** begin Information given **
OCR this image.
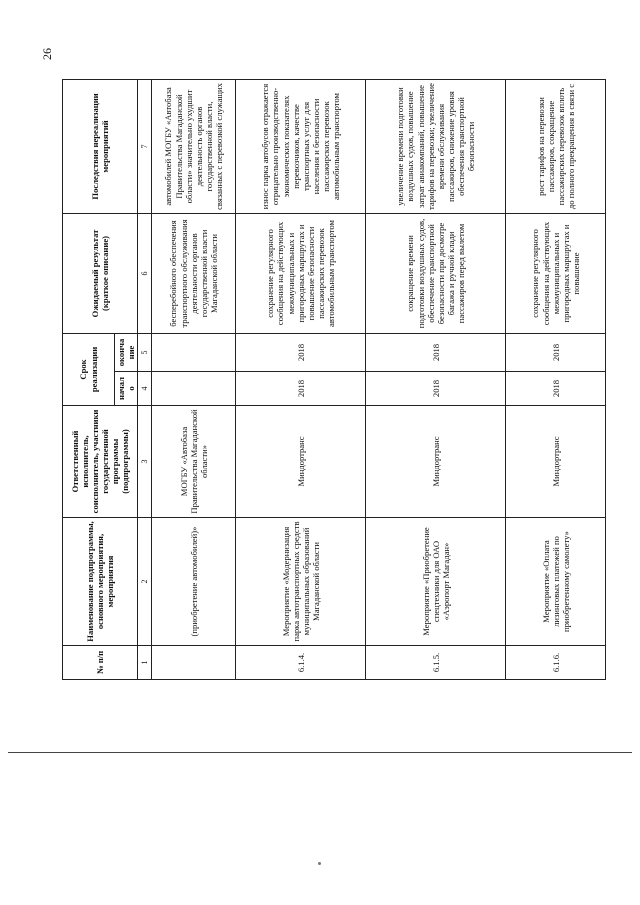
26
№ п/п	Наименование подпрограммы, основного мероприятия, мероприятия	Ответственный исполнитель, соисполнитель, участники государственной программы (подпрограммы)	Срок реализации		Ожидаемый результат (краткое описание)	Последствия нереализации мероприятий
			начало	окончание		
1	2	3	4	5	6	7
	(приобретение автомобилей)»	МОГБУ «Автобаза Правительства Магаданской области»			бесперебойного обеспечения транспортного обслуживания деятельности органов государственной власти Магаданской области	автомобилей МОГБУ «Автобаза Правительства Магаданской области» значительно ухудшит деятельность органов государственной власти, связанных с перевозкой служащих
6.1.4.	Мероприятие «Модернизация парка автотранспортных средств муниципальных образований Магаданской области	Миндортранс	2018	2018	сохранение регулярного сообщения на действующих межмуниципальных и пригородных маршрутах и повышение безопасности пассажирских перевозок автомобильным транспортом	износ парка автобусов отражается отрицательно производственно-экономических показателях перевозчиков, качестве транспортных услуг для населения и безопасности пассажирских перевозок автомобильным транспортом
6.1.5.	Мероприятие «Приобретение спецтехники для ОАО «Аэропорт Магадан»	Миндортранс	2018	2018	сокращение времени подготовки воздушных судов, обеспечение транспортной безопасности при досмотре багажа и ручной клади пассажиров перед вылетом	увеличение времени подготовки воздушных судов, повышение затрат авиакомпаний, повышение тарифов на перевозки; увеличение времени обслуживания пассажиров, снижение уровня обеспечения транспортной безопасности
6.1.6.	Мероприятие «Оплата лизинговых платежей по приобретенному самолету»	Миндортранс	2018	2018	сохранение регулярного сообщения на действующих межмуниципальных и пригородных маршрутах и повышение	рост тарифов на перевозки пассажиров, сокращение пассажирских перевозок вплоть до полного прекращения в связи с
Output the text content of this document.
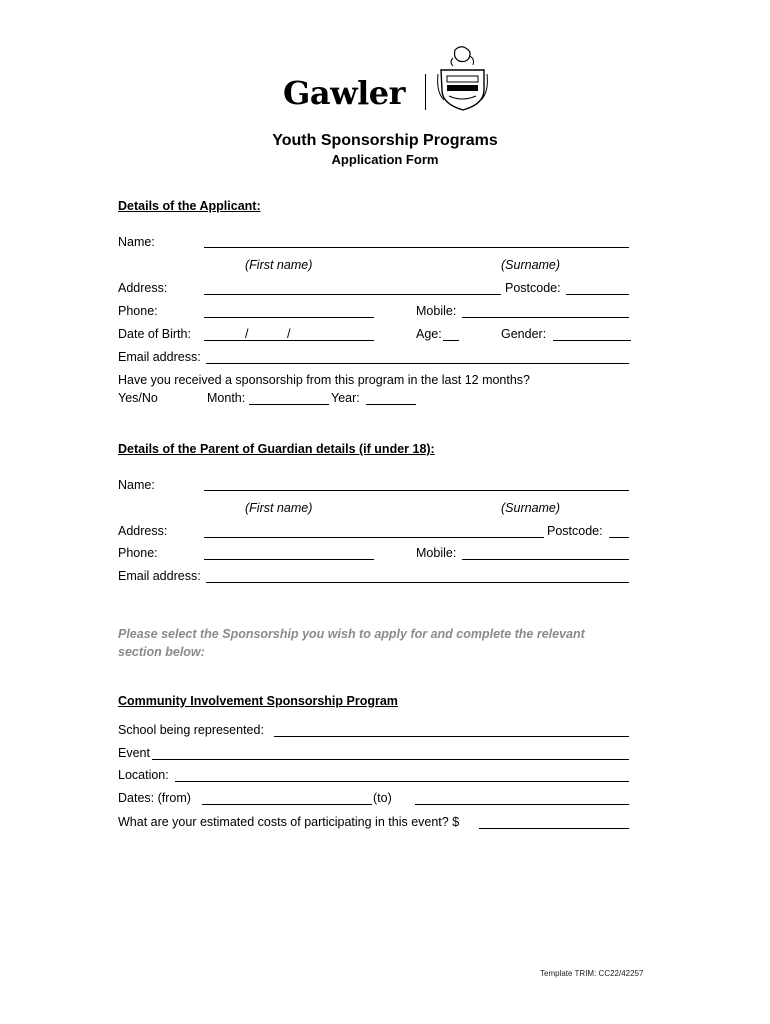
Gawler
Youth Sponsorship Programs
Application Form
Details of the Applicant:
Name:
(First name)	(Surname)
Address:	Postcode:
Phone:	Mobile:
Date of Birth:	/	/	Age:	Gender:
Email address:
Have you received a sponsorship from this program in the last 12 months?
Yes/No	Month:	Year:
Details of the Parent of Guardian details (if under 18):
Name:
(First name)	(Surname)
Address:	Postcode:
Phone:	Mobile:
Email address:
Please select the Sponsorship you wish to apply for and complete the relevant
section below:
Community Involvement Sponsorship Program
School being represented:
Event
Location:
Dates: (from)	(to)
What are your estimated costs of participating in this event? $
Template TRIM: CC22/42257
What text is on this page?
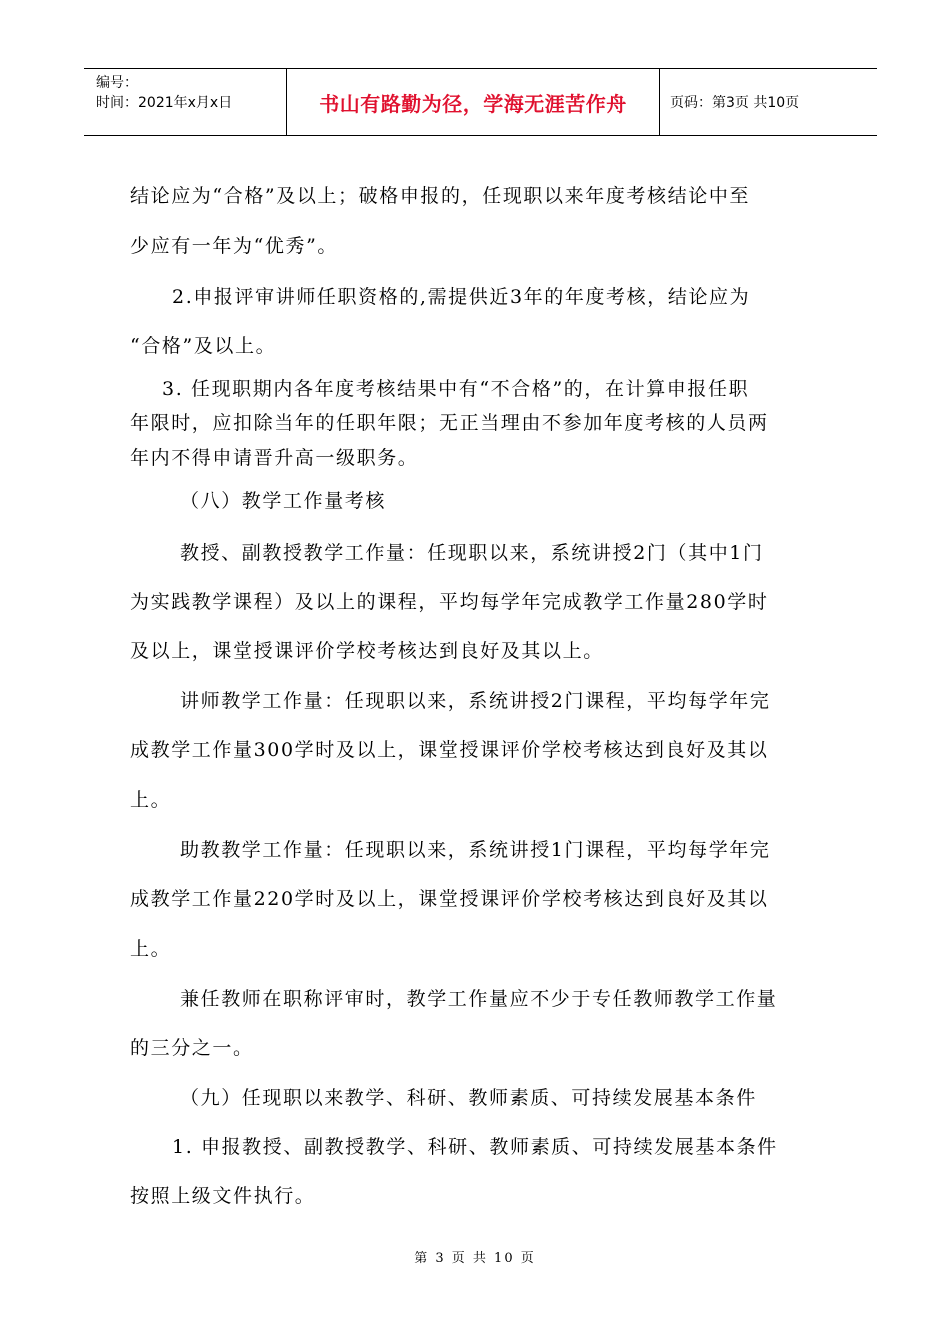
编号：
时间：2021年x月x日	书山有路勤为径，学海无涯苦作舟	页码：第3页 共10页

结论应为“合格”及以上；破格申报的，任现职以来年度考核结论中至

少应有一年为“优秀”。

2.申报评审讲师任职资格的,需提供近3年的年度考核，结论应为

“合格”及以上。

3. 任现职期内各年度考核结果中有“不合格”的，在计算申报任职

年限时，应扣除当年的任职年限；无正当理由不参加年度考核的人员两

年内不得申请晋升高一级职务。

（八）教学工作量考核

教授、副教授教学工作量：任现职以来，系统讲授2门（其中1门

为实践教学课程）及以上的课程，平均每学年完成教学工作量280学时

及以上，课堂授课评价学校考核达到良好及其以上。

讲师教学工作量：任现职以来，系统讲授2门课程，平均每学年完

成教学工作量300学时及以上，课堂授课评价学校考核达到良好及其以

上。

助教教学工作量：任现职以来，系统讲授1门课程，平均每学年完

成教学工作量220学时及以上，课堂授课评价学校考核达到良好及其以

上。

兼任教师在职称评审时，教学工作量应不少于专任教师教学工作量

的三分之一。

（九）任现职以来教学、科研、教师素质、可持续发展基本条件

1. 申报教授、副教授教学、科研、教师素质、可持续发展基本条件

按照上级文件执行。

第 3 页 共 10 页
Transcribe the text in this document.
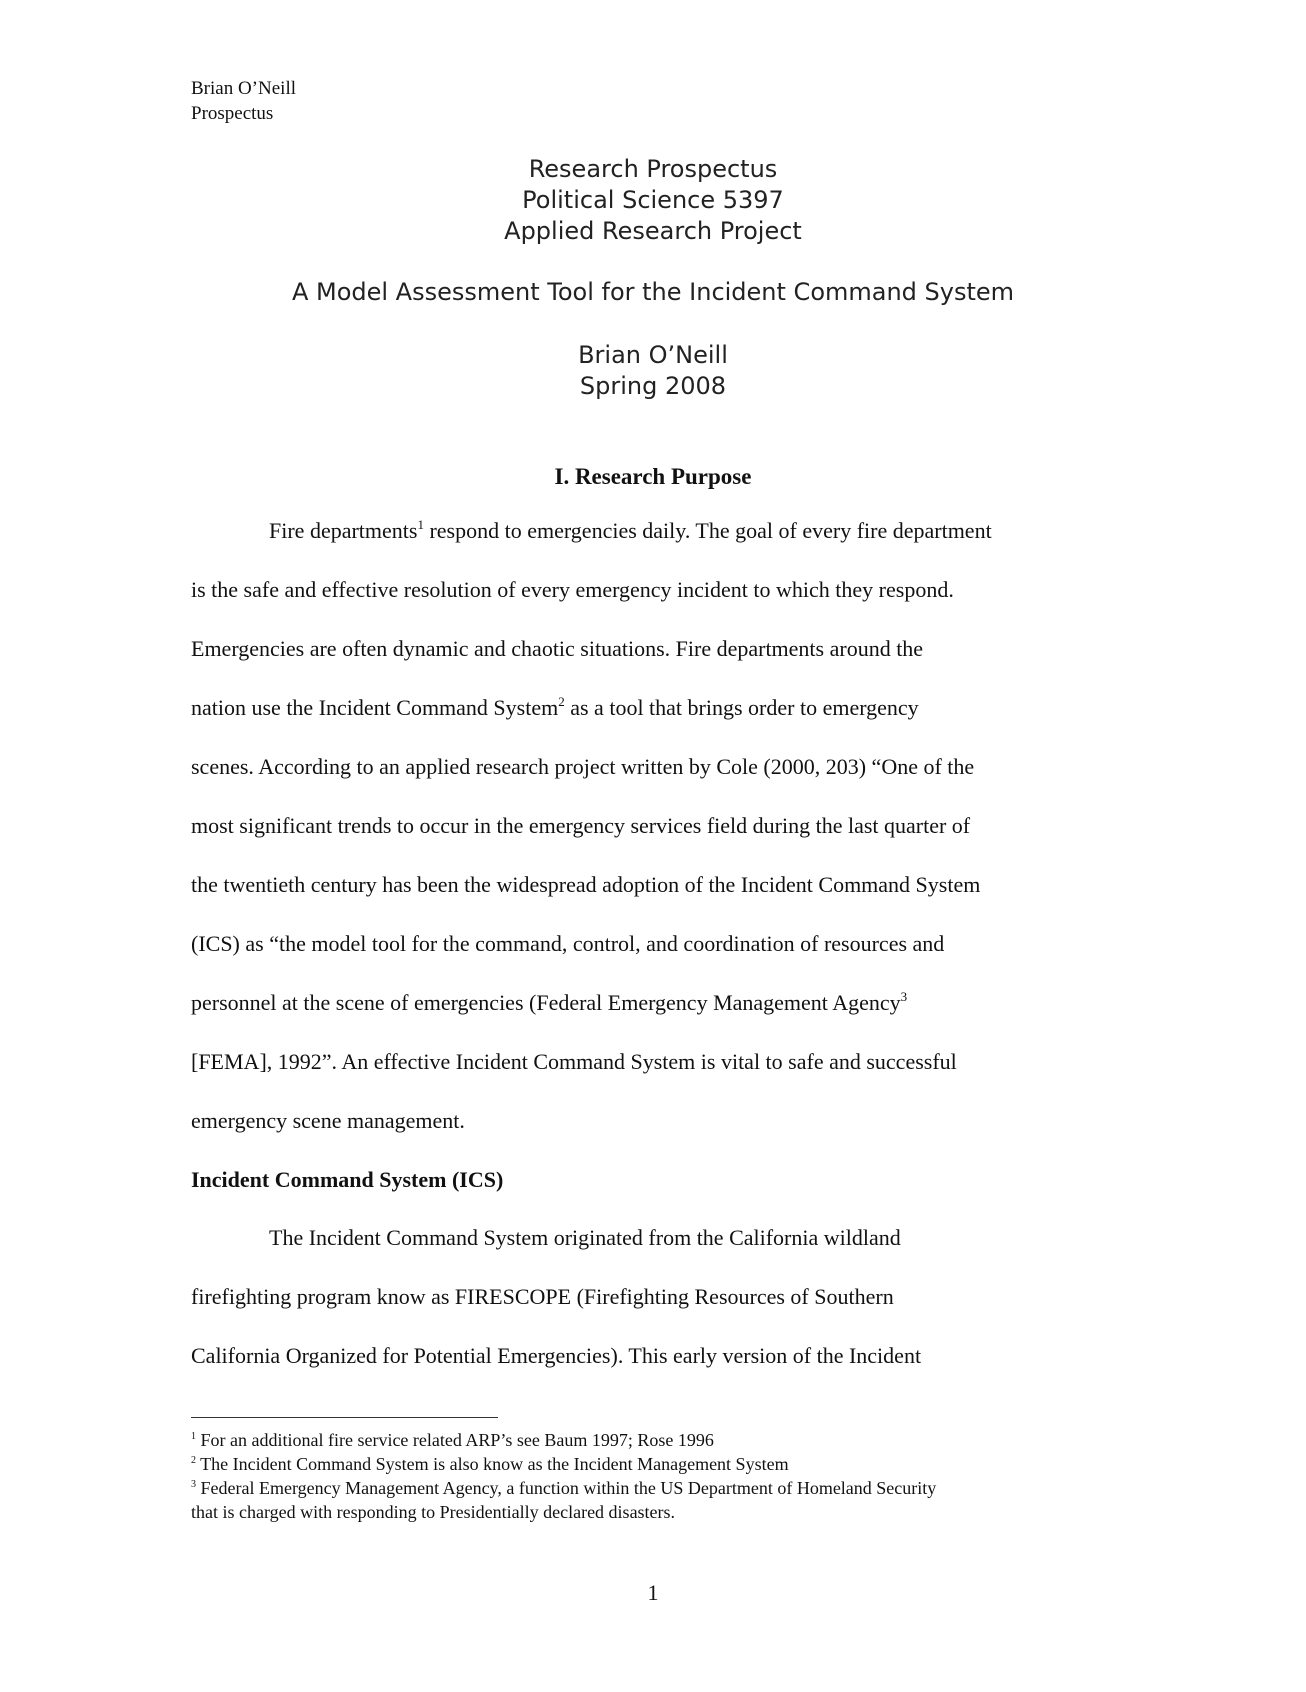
Brian O’Neill
Prospectus
Research Prospectus
Political Science 5397
Applied Research Project
A Model Assessment Tool for the Incident Command System
Brian O’Neill
Spring 2008
I. Research Purpose
Fire departments$^1$ respond to emergencies daily. The goal of every fire department
is the safe and effective resolution of every emergency incident to which they respond.
Emergencies are often dynamic and chaotic situations. Fire departments around the
nation use the Incident Command System$^2$ as a tool that brings order to emergency
scenes. According to an applied research project written by Cole (2000, 203) “One of the
most significant trends to occur in the emergency services field during the last quarter of
the twentieth century has been the widespread adoption of the Incident Command System
(ICS) as “the model tool for the command, control, and coordination of resources and
personnel at the scene of emergencies (Federal Emergency Management Agency$^3$
[FEMA], 1992”. An effective Incident Command System is vital to safe and successful
emergency scene management.
Incident Command System (ICS)
The Incident Command System originated from the California wildland
firefighting program know as FIRESCOPE (Firefighting Resources of Southern
California Organized for Potential Emergencies). This early version of the Incident
$^1$ For an additional fire service related ARP’s see Baum 1997; Rose 1996
$^2$ The Incident Command System is also know as the Incident Management System
$^3$ Federal Emergency Management Agency, a function within the US Department of Homeland Security
that is charged with responding to Presidentially declared disasters.
1
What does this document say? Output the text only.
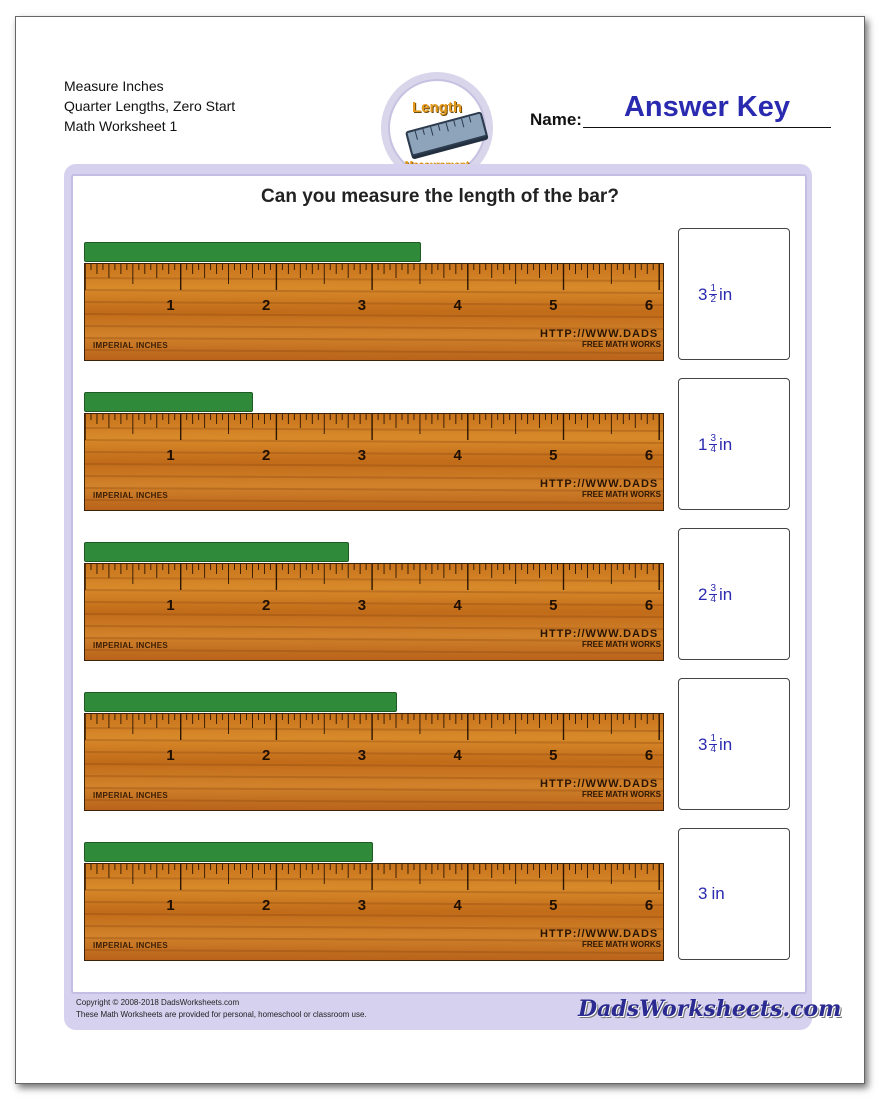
Measure Inches
Quarter Lengths, Zero Start
Math Worksheet 1
Length	Answer Key
Name:
Can you measure the length of the bar?
1	2	3	4	5	6
IMPERIAL INCHES
HTTP://WWW.DADS
FREE MATH WORKS
$3 \frac{1}{2}$ in
1	2	3	4	5	6
IMPERIAL INCHES
HTTP://WWW.DADS
FREE MATH WORKS
$1 \frac{3}{4}$ in
1	2	3	4	5	6
IMPERIAL INCHES
HTTP://WWW.DADS
FREE MATH WORKS
$2 \frac{3}{4}$ in
1	2	3	4	5	6
IMPERIAL INCHES
HTTP://WWW.DADS
FREE MATH WORKS
$3 \frac{1}{4}$ in
1	2	3	4	5	6
IMPERIAL INCHES
HTTP://WWW.DADS
FREE MATH WORKS
3 in
Copyright © 2008-2018 DadsWorksheets.com
These Math Worksheets are provided for personal, homeschool or classroom use.	DadsWorksheets.com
** end Information given **
# Written instruction
Set down the complete material exactly, but do not include the images.

# Finished exercise
OCR this image.
26
№ п/п	Наименование подпрограммы, основного мероприятия, мероприятия	Ответственный исполнитель, соисполнитель, участники государственной программы (подпрограммы)	Срок реализации		Ожидаемый результат (краткое описание)	Последствия нереализации мероприятий
			начало	окончание		
1	2	3	4	5	6	7
	(приобретение автомобилей)»	МОГБУ «Автобаза Правительства Магаданской области»			бесперебойного обеспечения транспортного обслуживания деятельности органов государственной власти Магаданской области	автомобилей МОГБУ «Автобаза Правительства Магаданской области» значительно ухудшит деятельность органов государственной власти, связанных с перевозкой служащих
6.1.4.	Мероприятие «Модернизация парка автотранспортных средств муниципальных образований Магаданской области	Миндортранс	2018	2018	сохранение регулярного сообщения на действующих межмуниципальных и пригородных маршрутах и повышение безопасности пассажирских перевозок автомобильным транспортом	износ парка автобусов отражается отрицательно производственно-экономических показателях перевозчиков, качестве транспортных услуг для населения и безопасности пассажирских перевозок автомобильным транспортом
6.1.5.	Мероприятие «Приобретение спецтехники для ОАО «Аэропорт Магадан»	Миндортранс	2018	2018	сокращение времени подготовки воздушных судов, обеспечение транспортной безопасности при досмотре багажа и ручной клади пассажиров перед вылетом	увеличение времени подготовки воздушных судов, повышение затрат авиакомпаний, повышение тарифов на перевозки; увеличение времени обслуживания пассажиров, снижение уровня обеспечения транспортной безопасности
6.1.6.	Мероприятие «Оплата лизинговых платежей по приобретенному самолету»	Миндортранс	2018	2018	сохранение регулярного сообщения на действующих межмуниципальных и пригородных маршрутах и повышение	рост тарифов на перевозки пассажиров, сокращение пассажирских перевозок вплоть до полного прекращения в связи с
Output the text content of this document.
Gawler
Youth Sponsorship Programs
Application Form
Details of the Applicant:
Name:
(First name)	(Surname)
Address:	Postcode:
Phone:	Mobile:
Date of Birth:	/	/	Age:	Gender:
Email address:
Have you received a sponsorship from this program in the last 12 months?
Yes/No	Month:	Year:
Details of the Parent of Guardian details (if under 18):
Name:
(First name)	(Surname)
Address:	Postcode:
Phone:	Mobile:
Email address:
Please select the Sponsorship you wish to apply for and complete the relevant
section below:
Community Involvement Sponsorship Program
School being represented:
Event
Location:
Dates: (from)	(to)
What are your estimated costs of participating in this event? $
Template TRIM: CC22/42257
What text is on this page?
编号：
时间：2021年x月x日	书山有路勤为径，学海无涯苦作舟	页码：第3页 共10页

结论应为“合格”及以上；破格申报的，任现职以来年度考核结论中至

少应有一年为“优秀”。

2.申报评审讲师任职资格的,需提供近3年的年度考核，结论应为

“合格”及以上。

3. 任现职期内各年度考核结果中有“不合格”的，在计算申报任职

年限时，应扣除当年的任职年限；无正当理由不参加年度考核的人员两

年内不得申请晋升高一级职务。

（八）教学工作量考核

教授、副教授教学工作量：任现职以来，系统讲授2门（其中1门

为实践教学课程）及以上的课程，平均每学年完成教学工作量280学时

及以上，课堂授课评价学校考核达到良好及其以上。

讲师教学工作量：任现职以来，系统讲授2门课程，平均每学年完

成教学工作量300学时及以上，课堂授课评价学校考核达到良好及其以

上。

助教教学工作量：任现职以来，系统讲授1门课程，平均每学年完

成教学工作量220学时及以上，课堂授课评价学校考核达到良好及其以

上。

兼任教师在职称评审时，教学工作量应不少于专任教师教学工作量

的三分之一。

（九）任现职以来教学、科研、教师素质、可持续发展基本条件

1. 申报教授、副教授教学、科研、教师素质、可持续发展基本条件

按照上级文件执行。

第 3 页 共 10 页
Transcribe the text in this document.
Brian O’Neill
Prospectus
Research Prospectus
Political Science 5397
Applied Research Project
A Model Assessment Tool for the Incident Command System
Brian O’Neill
Spring 2008
I. Research Purpose
Fire departments$^1$ respond to emergencies daily. The goal of every fire department
is the safe and effective resolution of every emergency incident to which they respond.
Emergencies are often dynamic and chaotic situations. Fire departments around the
nation use the Incident Command System$^2$ as a tool that brings order to emergency
scenes. According to an applied research project written by Cole (2000, 203) “One of the
most significant trends to occur in the emergency services field during the last quarter of
the twentieth century has been the widespread adoption of the Incident Command System
(ICS) as “the model tool for the command, control, and coordination of resources and
personnel at the scene of emergencies (Federal Emergency Management Agency$^3$
[FEMA], 1992”. An effective Incident Command System is vital to safe and successful
emergency scene management.
Incident Command System (ICS)
The Incident Command System originated from the California wildland
firefighting program know as FIRESCOPE (Firefighting Resources of Southern
California Organized for Potential Emergencies). This early version of the Incident
$^1$ For an additional fire service related ARP’s see Baum 1997; Rose 1996
$^2$ The Incident Command System is also know as the Incident Management System
$^3$ Federal Emergency Management Agency, a function within the US Department of Homeland Security
that is charged with responding to Presidentially declared disasters.
1
What does this document say? Output the text only.
Measure Inches
Quarter Lengths, Zero Start
Math Worksheet 1
Length	Answer Key
Name:
Can you measure the length of the bar?
1	2	3	4	5	6
IMPERIAL INCHES
HTTP://WWW.DADS
FREE MATH WORKS
$3 \frac{1}{2}$ in
1	2	3	4	5	6
IMPERIAL INCHES
HTTP://WWW.DADS
FREE MATH WORKS
$1 \frac{3}{4}$ in
1	2	3	4	5	6
IMPERIAL INCHES
HTTP://WWW.DADS
FREE MATH WORKS
$2 \frac{3}{4}$ in
1	2	3	4	5	6
IMPERIAL INCHES
HTTP://WWW.DADS
FREE MATH WORKS
$3 \frac{1}{4}$ in
1	2	3	4	5	6
IMPERIAL INCHES
HTTP://WWW.DADS
FREE MATH WORKS
3 in
Copyright © 2008-2018 DadsWorksheets.com
These Math Worksheets are provided for personal, homeschool or classroom use.	DadsWorksheets.com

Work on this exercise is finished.